- Brief: What number of lines contain the word "content"? Reply with the number and nothing else.

╭──

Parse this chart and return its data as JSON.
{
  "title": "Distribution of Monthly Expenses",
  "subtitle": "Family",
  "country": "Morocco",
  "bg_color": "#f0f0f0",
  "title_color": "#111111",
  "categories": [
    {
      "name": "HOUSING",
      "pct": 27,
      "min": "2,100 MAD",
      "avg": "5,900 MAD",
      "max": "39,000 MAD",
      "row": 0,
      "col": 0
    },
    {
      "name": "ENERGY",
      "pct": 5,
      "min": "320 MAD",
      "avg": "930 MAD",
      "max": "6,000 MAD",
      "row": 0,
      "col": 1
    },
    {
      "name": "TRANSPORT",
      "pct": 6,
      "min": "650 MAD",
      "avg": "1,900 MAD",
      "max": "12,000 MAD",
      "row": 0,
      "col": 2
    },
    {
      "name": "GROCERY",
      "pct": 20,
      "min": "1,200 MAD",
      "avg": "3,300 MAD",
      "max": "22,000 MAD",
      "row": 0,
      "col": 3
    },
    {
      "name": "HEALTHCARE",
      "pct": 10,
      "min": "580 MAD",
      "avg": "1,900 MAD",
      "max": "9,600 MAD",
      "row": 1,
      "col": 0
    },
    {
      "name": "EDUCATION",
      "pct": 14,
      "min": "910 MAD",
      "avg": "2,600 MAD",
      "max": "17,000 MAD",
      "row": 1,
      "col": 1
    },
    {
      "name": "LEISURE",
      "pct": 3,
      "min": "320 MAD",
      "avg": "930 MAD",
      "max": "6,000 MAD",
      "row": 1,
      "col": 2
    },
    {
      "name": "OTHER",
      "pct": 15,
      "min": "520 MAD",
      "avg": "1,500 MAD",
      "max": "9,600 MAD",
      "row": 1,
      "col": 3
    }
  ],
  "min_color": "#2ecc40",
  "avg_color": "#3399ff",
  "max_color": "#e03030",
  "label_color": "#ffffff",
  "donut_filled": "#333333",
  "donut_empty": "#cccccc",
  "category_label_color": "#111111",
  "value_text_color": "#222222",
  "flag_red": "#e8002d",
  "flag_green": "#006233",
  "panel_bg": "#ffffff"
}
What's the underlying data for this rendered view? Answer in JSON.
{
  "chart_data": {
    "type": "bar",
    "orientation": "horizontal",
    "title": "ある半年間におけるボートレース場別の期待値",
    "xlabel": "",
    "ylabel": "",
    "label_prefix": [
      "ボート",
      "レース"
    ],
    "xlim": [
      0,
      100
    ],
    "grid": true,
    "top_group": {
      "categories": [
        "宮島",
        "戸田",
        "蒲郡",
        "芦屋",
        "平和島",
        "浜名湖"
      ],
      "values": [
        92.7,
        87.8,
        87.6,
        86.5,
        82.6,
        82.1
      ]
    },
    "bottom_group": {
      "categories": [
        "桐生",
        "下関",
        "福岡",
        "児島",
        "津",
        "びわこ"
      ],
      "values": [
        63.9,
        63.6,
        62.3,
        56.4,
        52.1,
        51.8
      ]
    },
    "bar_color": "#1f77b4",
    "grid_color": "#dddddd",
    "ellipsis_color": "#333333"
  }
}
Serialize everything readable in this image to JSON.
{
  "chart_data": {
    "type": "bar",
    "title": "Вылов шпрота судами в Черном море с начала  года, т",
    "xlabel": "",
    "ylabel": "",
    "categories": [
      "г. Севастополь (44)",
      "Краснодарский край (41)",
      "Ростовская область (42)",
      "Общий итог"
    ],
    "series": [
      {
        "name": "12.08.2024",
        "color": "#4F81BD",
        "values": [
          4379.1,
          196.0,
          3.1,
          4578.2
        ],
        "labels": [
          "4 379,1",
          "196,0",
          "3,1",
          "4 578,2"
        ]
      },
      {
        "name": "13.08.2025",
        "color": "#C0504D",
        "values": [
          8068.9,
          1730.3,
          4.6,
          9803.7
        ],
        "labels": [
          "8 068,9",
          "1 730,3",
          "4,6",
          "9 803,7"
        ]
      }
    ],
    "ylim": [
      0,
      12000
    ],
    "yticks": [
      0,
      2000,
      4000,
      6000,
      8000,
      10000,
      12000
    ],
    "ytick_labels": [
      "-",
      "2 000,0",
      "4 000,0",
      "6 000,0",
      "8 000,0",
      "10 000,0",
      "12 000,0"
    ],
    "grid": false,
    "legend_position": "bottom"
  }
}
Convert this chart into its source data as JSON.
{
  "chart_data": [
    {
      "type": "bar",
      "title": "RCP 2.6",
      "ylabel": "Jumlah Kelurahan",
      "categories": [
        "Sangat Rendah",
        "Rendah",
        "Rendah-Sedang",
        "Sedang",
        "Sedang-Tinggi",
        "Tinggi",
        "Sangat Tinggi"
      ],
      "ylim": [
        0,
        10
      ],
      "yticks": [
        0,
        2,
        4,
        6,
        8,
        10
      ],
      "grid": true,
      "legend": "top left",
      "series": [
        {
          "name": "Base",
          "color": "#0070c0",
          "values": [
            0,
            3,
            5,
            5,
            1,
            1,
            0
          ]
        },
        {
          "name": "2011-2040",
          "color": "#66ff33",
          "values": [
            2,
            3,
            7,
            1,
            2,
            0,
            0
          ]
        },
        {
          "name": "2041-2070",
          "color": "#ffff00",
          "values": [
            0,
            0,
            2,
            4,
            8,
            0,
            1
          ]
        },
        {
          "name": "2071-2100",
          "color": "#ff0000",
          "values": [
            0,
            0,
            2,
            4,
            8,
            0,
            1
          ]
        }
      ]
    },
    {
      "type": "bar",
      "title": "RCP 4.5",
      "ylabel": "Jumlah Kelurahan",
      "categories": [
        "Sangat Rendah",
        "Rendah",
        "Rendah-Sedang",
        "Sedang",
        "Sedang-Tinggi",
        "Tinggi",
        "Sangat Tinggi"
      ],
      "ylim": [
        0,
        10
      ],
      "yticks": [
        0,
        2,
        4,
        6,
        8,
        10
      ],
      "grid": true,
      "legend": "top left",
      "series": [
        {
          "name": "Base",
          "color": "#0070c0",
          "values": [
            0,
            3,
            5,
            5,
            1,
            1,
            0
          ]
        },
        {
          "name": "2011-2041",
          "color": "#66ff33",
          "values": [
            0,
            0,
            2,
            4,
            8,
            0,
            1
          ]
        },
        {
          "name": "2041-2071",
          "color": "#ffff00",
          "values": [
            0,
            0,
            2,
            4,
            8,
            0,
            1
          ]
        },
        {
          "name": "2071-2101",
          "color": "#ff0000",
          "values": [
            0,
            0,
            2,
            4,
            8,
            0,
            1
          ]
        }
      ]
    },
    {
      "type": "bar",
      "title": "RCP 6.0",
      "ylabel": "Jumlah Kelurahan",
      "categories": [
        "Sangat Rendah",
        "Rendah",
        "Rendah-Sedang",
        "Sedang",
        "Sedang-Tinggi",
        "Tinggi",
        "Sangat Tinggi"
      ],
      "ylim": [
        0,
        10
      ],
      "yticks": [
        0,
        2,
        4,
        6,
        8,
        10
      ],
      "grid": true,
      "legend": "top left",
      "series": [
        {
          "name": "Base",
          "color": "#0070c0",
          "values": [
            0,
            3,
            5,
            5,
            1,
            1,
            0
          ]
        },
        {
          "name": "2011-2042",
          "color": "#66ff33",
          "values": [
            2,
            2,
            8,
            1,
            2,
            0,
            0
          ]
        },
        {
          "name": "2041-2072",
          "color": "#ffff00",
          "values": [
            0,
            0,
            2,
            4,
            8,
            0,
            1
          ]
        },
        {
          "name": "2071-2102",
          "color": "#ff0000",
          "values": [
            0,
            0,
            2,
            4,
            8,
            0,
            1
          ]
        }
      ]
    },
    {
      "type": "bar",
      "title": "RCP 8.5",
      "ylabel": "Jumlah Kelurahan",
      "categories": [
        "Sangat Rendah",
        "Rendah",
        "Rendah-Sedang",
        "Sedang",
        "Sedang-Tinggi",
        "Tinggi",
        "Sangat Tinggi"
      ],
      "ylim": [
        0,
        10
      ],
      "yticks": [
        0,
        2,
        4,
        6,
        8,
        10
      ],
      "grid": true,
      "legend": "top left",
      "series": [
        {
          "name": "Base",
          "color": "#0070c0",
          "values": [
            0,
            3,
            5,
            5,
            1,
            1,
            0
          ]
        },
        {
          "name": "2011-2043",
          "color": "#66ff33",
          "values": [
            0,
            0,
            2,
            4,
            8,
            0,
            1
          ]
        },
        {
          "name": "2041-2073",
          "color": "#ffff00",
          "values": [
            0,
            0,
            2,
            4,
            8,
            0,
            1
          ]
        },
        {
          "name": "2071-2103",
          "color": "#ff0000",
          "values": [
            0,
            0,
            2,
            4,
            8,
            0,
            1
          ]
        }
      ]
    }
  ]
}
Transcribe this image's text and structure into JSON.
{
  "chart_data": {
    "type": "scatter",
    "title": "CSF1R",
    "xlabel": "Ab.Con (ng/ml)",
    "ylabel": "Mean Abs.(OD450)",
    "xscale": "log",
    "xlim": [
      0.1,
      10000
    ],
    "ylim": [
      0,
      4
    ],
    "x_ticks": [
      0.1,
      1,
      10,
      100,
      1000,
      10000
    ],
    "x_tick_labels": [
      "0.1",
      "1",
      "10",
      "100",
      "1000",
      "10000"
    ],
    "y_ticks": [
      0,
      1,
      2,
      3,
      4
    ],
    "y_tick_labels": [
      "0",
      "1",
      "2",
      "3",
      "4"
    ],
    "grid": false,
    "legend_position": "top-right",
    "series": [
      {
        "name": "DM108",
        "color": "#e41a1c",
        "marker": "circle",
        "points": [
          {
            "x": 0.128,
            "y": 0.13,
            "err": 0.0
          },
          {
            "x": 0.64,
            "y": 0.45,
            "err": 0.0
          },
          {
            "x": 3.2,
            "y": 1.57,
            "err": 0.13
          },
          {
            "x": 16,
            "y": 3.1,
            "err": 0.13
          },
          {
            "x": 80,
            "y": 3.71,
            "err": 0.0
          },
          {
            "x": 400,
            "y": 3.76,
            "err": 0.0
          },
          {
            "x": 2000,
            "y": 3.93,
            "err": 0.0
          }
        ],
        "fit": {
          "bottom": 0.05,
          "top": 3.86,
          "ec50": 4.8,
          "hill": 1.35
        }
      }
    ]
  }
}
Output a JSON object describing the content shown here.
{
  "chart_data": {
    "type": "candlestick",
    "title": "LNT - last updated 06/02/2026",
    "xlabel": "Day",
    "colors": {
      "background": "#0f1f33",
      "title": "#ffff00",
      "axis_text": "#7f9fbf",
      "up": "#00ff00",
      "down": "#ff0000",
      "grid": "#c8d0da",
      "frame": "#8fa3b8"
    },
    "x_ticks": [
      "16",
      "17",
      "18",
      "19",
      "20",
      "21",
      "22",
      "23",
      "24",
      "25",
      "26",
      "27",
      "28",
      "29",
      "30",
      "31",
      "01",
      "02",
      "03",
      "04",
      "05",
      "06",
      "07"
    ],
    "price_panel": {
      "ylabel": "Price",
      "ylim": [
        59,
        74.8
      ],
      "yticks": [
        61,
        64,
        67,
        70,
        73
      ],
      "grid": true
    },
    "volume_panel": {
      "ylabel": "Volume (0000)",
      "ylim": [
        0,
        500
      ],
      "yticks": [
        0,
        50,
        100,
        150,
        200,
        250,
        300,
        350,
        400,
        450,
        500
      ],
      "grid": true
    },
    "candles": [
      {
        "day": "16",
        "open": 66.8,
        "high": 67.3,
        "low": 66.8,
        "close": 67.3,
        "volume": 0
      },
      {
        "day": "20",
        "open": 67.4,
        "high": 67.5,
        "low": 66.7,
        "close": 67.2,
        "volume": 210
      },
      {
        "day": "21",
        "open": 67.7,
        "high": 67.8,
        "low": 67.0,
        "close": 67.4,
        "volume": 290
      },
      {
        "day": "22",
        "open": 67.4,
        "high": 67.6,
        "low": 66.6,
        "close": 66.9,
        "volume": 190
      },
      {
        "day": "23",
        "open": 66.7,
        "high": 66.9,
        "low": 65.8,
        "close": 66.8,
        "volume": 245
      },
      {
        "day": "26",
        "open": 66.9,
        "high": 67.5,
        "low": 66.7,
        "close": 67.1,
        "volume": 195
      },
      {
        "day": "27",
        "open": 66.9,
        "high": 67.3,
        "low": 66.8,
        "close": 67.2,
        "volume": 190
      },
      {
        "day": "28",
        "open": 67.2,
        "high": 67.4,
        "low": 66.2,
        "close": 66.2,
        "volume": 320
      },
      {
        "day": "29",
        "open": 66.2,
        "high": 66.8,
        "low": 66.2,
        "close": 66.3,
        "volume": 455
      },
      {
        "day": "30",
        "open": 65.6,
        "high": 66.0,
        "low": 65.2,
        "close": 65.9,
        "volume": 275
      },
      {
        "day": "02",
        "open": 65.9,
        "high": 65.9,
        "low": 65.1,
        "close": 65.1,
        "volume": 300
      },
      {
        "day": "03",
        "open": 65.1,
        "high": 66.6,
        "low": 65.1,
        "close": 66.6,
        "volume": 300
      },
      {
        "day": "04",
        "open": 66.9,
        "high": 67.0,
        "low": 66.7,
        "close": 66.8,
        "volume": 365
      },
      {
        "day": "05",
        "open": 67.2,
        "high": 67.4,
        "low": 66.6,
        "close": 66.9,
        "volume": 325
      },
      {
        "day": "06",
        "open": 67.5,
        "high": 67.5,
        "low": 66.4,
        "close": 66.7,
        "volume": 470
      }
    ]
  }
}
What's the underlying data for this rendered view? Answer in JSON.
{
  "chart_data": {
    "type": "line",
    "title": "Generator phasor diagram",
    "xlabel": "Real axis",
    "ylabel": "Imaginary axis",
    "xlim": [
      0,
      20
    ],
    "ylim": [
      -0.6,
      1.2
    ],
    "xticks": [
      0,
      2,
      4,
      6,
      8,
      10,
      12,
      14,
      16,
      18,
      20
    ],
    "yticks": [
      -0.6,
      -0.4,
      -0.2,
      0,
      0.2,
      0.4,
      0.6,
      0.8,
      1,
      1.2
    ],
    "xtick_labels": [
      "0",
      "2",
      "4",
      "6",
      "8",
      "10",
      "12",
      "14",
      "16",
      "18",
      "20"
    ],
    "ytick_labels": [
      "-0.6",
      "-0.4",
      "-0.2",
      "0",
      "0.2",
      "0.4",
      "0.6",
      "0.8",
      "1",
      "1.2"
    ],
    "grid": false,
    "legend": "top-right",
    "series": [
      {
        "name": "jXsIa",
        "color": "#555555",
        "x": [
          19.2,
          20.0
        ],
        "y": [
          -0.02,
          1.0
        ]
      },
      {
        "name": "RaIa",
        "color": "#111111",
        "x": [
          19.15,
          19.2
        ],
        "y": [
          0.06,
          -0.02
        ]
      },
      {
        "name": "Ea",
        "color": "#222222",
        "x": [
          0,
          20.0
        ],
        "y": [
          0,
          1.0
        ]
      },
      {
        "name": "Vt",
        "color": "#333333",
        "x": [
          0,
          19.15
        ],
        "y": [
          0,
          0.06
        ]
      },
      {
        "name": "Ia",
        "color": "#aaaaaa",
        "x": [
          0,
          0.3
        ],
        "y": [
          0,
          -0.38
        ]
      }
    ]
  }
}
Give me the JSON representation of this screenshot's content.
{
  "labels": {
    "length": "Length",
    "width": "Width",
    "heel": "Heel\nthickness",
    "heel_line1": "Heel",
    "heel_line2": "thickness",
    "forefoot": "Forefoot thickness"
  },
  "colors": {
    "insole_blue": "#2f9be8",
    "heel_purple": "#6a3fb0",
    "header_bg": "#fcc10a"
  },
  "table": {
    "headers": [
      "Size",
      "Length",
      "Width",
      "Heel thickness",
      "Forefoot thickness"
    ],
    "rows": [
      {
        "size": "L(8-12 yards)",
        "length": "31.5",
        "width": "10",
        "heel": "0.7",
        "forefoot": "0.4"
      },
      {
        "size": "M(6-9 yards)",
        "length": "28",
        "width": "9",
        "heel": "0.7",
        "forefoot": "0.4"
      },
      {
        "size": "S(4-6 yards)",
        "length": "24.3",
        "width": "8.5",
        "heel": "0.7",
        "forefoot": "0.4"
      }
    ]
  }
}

╰──

- Exercise output: 2